[Items listed in a dataset]
-- Begin --

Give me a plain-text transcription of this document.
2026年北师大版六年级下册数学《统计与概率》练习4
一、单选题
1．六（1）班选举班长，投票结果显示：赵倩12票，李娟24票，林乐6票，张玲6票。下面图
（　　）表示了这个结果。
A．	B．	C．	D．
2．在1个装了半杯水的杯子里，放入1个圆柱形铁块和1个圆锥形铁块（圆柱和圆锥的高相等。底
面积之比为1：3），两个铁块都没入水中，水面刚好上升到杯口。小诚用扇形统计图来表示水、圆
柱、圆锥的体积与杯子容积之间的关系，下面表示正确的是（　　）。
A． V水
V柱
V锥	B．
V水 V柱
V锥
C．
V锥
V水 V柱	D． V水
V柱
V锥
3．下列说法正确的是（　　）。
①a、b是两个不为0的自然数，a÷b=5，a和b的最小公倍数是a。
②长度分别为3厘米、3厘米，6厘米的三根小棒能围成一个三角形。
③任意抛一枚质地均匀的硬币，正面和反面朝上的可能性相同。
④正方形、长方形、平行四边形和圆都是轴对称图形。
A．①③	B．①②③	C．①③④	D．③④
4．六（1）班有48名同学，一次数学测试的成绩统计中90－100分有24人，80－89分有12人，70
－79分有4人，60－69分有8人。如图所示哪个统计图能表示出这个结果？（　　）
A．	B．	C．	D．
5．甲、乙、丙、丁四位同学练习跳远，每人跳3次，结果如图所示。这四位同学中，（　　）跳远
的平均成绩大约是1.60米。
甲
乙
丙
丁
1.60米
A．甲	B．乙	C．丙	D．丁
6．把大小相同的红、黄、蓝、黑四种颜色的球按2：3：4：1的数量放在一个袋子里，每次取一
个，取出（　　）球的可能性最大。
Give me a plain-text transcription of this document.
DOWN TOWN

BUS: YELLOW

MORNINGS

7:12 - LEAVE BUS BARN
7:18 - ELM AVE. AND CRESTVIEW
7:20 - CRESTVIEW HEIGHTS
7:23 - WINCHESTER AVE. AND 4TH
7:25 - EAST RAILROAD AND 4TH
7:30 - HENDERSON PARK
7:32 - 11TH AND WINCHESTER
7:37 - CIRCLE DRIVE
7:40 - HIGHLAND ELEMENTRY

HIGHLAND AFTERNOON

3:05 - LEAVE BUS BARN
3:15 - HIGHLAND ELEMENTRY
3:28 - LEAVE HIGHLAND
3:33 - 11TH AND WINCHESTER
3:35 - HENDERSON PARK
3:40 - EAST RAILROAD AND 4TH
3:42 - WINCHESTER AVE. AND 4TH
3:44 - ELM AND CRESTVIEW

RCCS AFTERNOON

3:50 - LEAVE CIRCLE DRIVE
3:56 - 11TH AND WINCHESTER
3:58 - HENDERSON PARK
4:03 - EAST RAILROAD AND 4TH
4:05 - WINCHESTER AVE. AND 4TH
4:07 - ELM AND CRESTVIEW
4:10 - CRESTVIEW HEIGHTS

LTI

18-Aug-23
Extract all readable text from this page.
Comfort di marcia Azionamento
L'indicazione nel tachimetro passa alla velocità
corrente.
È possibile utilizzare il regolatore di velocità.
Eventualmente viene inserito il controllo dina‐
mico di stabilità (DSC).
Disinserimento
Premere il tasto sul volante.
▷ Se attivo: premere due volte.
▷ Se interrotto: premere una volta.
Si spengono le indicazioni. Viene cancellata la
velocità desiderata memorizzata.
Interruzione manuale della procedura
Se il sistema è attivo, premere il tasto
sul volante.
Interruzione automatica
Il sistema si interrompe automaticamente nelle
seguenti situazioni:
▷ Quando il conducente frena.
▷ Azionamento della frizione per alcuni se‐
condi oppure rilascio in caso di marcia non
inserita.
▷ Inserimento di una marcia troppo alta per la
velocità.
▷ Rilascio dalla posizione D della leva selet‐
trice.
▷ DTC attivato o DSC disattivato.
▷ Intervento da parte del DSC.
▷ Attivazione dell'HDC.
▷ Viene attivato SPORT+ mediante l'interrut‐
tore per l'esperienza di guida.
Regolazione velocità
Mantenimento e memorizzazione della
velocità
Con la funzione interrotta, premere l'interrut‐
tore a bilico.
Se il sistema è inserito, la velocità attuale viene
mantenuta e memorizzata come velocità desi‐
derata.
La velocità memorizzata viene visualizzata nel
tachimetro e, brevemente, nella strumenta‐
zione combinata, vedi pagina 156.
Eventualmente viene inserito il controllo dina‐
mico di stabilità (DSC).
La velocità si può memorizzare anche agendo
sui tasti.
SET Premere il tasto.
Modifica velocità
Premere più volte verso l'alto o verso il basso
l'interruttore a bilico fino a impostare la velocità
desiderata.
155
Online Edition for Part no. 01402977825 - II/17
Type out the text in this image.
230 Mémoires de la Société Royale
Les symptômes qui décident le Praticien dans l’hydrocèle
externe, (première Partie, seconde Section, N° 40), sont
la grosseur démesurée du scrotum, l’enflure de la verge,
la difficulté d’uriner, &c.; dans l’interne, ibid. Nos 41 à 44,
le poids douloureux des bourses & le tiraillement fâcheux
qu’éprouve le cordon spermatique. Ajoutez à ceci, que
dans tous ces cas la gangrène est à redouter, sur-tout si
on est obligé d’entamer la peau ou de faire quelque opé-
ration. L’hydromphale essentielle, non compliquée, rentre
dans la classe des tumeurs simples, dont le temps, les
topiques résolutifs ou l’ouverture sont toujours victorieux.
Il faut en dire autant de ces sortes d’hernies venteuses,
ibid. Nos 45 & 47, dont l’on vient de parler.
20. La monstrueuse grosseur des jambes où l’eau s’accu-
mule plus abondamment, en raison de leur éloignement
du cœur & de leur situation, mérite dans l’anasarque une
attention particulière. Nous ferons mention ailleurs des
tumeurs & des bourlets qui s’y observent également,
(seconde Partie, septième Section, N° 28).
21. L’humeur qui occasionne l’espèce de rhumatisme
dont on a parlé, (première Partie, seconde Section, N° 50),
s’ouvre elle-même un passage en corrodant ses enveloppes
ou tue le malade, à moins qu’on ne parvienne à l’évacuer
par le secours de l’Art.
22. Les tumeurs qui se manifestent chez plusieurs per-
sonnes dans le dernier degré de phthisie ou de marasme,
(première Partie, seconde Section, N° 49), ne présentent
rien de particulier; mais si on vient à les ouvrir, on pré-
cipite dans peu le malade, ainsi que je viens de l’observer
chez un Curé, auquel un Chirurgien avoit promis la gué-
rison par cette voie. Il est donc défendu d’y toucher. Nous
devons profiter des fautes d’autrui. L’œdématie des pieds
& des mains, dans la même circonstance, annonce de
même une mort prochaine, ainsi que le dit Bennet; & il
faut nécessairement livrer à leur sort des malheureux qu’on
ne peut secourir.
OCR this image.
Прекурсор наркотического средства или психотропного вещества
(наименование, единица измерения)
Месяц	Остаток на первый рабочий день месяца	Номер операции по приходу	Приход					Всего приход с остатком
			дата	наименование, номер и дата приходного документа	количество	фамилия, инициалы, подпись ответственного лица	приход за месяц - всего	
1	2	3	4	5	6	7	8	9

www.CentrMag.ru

-- End --

Restate the listing above word for word.

Give me a plain-text transcription of this document.
2026年北师大版六年级下册数学《统计与概率》练习4
一、单选题
1．六（1）班选举班长，投票结果显示：赵倩12票，李娟24票，林乐6票，张玲6票。下面图
（　　）表示了这个结果。
A．	B．	C．	D．
2．在1个装了半杯水的杯子里，放入1个圆柱形铁块和1个圆锥形铁块（圆柱和圆锥的高相等。底
面积之比为1：3），两个铁块都没入水中，水面刚好上升到杯口。小诚用扇形统计图来表示水、圆
柱、圆锥的体积与杯子容积之间的关系，下面表示正确的是（　　）。
A． V水
V柱
V锥	B．
V水 V柱
V锥
C．
V锥
V水 V柱	D． V水
V柱
V锥
3．下列说法正确的是（　　）。
①a、b是两个不为0的自然数，a÷b=5，a和b的最小公倍数是a。
②长度分别为3厘米、3厘米，6厘米的三根小棒能围成一个三角形。
③任意抛一枚质地均匀的硬币，正面和反面朝上的可能性相同。
④正方形、长方形、平行四边形和圆都是轴对称图形。
A．①③	B．①②③	C．①③④	D．③④
4．六（1）班有48名同学，一次数学测试的成绩统计中90－100分有24人，80－89分有12人，70
－79分有4人，60－69分有8人。如图所示哪个统计图能表示出这个结果？（　　）
A．	B．	C．	D．
5．甲、乙、丙、丁四位同学练习跳远，每人跳3次，结果如图所示。这四位同学中，（　　）跳远
的平均成绩大约是1.60米。
甲
乙
丙
丁
1.60米
A．甲	B．乙	C．丙	D．丁
6．把大小相同的红、黄、蓝、黑四种颜色的球按2：3：4：1的数量放在一个袋子里，每次取一
个，取出（　　）球的可能性最大。
Give me a plain-text transcription of this document.
DOWN TOWN

BUS: YELLOW

MORNINGS

7:12 - LEAVE BUS BARN
7:18 - ELM AVE. AND CRESTVIEW
7:20 - CRESTVIEW HEIGHTS
7:23 - WINCHESTER AVE. AND 4TH
7:25 - EAST RAILROAD AND 4TH
7:30 - HENDERSON PARK
7:32 - 11TH AND WINCHESTER
7:37 - CIRCLE DRIVE
7:40 - HIGHLAND ELEMENTRY

HIGHLAND AFTERNOON

3:05 - LEAVE BUS BARN
3:15 - HIGHLAND ELEMENTRY
3:28 - LEAVE HIGHLAND
3:33 - 11TH AND WINCHESTER
3:35 - HENDERSON PARK
3:40 - EAST RAILROAD AND 4TH
3:42 - WINCHESTER AVE. AND 4TH
3:44 - ELM AND CRESTVIEW

RCCS AFTERNOON

3:50 - LEAVE CIRCLE DRIVE
3:56 - 11TH AND WINCHESTER
3:58 - HENDERSON PARK
4:03 - EAST RAILROAD AND 4TH
4:05 - WINCHESTER AVE. AND 4TH
4:07 - ELM AND CRESTVIEW
4:10 - CRESTVIEW HEIGHTS

LTI

18-Aug-23
Extract all readable text from this page.
Comfort di marcia Azionamento
L'indicazione nel tachimetro passa alla velocità
corrente.
È possibile utilizzare il regolatore di velocità.
Eventualmente viene inserito il controllo dina‐
mico di stabilità (DSC).
Disinserimento
Premere il tasto sul volante.
▷ Se attivo: premere due volte.
▷ Se interrotto: premere una volta.
Si spengono le indicazioni. Viene cancellata la
velocità desiderata memorizzata.
Interruzione manuale della procedura
Se il sistema è attivo, premere il tasto
sul volante.
Interruzione automatica
Il sistema si interrompe automaticamente nelle
seguenti situazioni:
▷ Quando il conducente frena.
▷ Azionamento della frizione per alcuni se‐
condi oppure rilascio in caso di marcia non
inserita.
▷ Inserimento di una marcia troppo alta per la
velocità.
▷ Rilascio dalla posizione D della leva selet‐
trice.
▷ DTC attivato o DSC disattivato.
▷ Intervento da parte del DSC.
▷ Attivazione dell'HDC.
▷ Viene attivato SPORT+ mediante l'interrut‐
tore per l'esperienza di guida.
Regolazione velocità
Mantenimento e memorizzazione della
velocità
Con la funzione interrotta, premere l'interrut‐
tore a bilico.
Se il sistema è inserito, la velocità attuale viene
mantenuta e memorizzata come velocità desi‐
derata.
La velocità memorizzata viene visualizzata nel
tachimetro e, brevemente, nella strumenta‐
zione combinata, vedi pagina 156.
Eventualmente viene inserito il controllo dina‐
mico di stabilità (DSC).
La velocità si può memorizzare anche agendo
sui tasti.
SET Premere il tasto.
Modifica velocità
Premere più volte verso l'alto o verso il basso
l'interruttore a bilico fino a impostare la velocità
desiderata.
155
Online Edition for Part no. 01402977825 - II/17
Type out the text in this image.
230 Mémoires de la Société Royale
Les symptômes qui décident le Praticien dans l’hydrocèle
externe, (première Partie, seconde Section, N° 40), sont
la grosseur démesurée du scrotum, l’enflure de la verge,
la difficulté d’uriner, &c.; dans l’interne, ibid. Nos 41 à 44,
le poids douloureux des bourses & le tiraillement fâcheux
qu’éprouve le cordon spermatique. Ajoutez à ceci, que
dans tous ces cas la gangrène est à redouter, sur-tout si
on est obligé d’entamer la peau ou de faire quelque opé-
ration. L’hydromphale essentielle, non compliquée, rentre
dans la classe des tumeurs simples, dont le temps, les
topiques résolutifs ou l’ouverture sont toujours victorieux.
Il faut en dire autant de ces sortes d’hernies venteuses,
ibid. Nos 45 & 47, dont l’on vient de parler.
20. La monstrueuse grosseur des jambes où l’eau s’accu-
mule plus abondamment, en raison de leur éloignement
du cœur & de leur situation, mérite dans l’anasarque une
attention particulière. Nous ferons mention ailleurs des
tumeurs & des bourlets qui s’y observent également,
(seconde Partie, septième Section, N° 28).
21. L’humeur qui occasionne l’espèce de rhumatisme
dont on a parlé, (première Partie, seconde Section, N° 50),
s’ouvre elle-même un passage en corrodant ses enveloppes
ou tue le malade, à moins qu’on ne parvienne à l’évacuer
par le secours de l’Art.
22. Les tumeurs qui se manifestent chez plusieurs per-
sonnes dans le dernier degré de phthisie ou de marasme,
(première Partie, seconde Section, N° 49), ne présentent
rien de particulier; mais si on vient à les ouvrir, on pré-
cipite dans peu le malade, ainsi que je viens de l’observer
chez un Curé, auquel un Chirurgien avoit promis la gué-
rison par cette voie. Il est donc défendu d’y toucher. Nous
devons profiter des fautes d’autrui. L’œdématie des pieds
& des mains, dans la même circonstance, annonce de
même une mort prochaine, ainsi que le dit Bennet; & il
faut nécessairement livrer à leur sort des malheureux qu’on
ne peut secourir.
OCR this image.
Прекурсор наркотического средства или психотропного вещества
(наименование, единица измерения)
Месяц	Остаток на первый рабочий день месяца	Номер операции по приходу	Приход					Всего приход с остатком
			дата	наименование, номер и дата приходного документа	количество	фамилия, инициалы, подпись ответственного лица	приход за месяц - всего	
1	2	3	4	5	6	7	8	9

www.CentrMag.ru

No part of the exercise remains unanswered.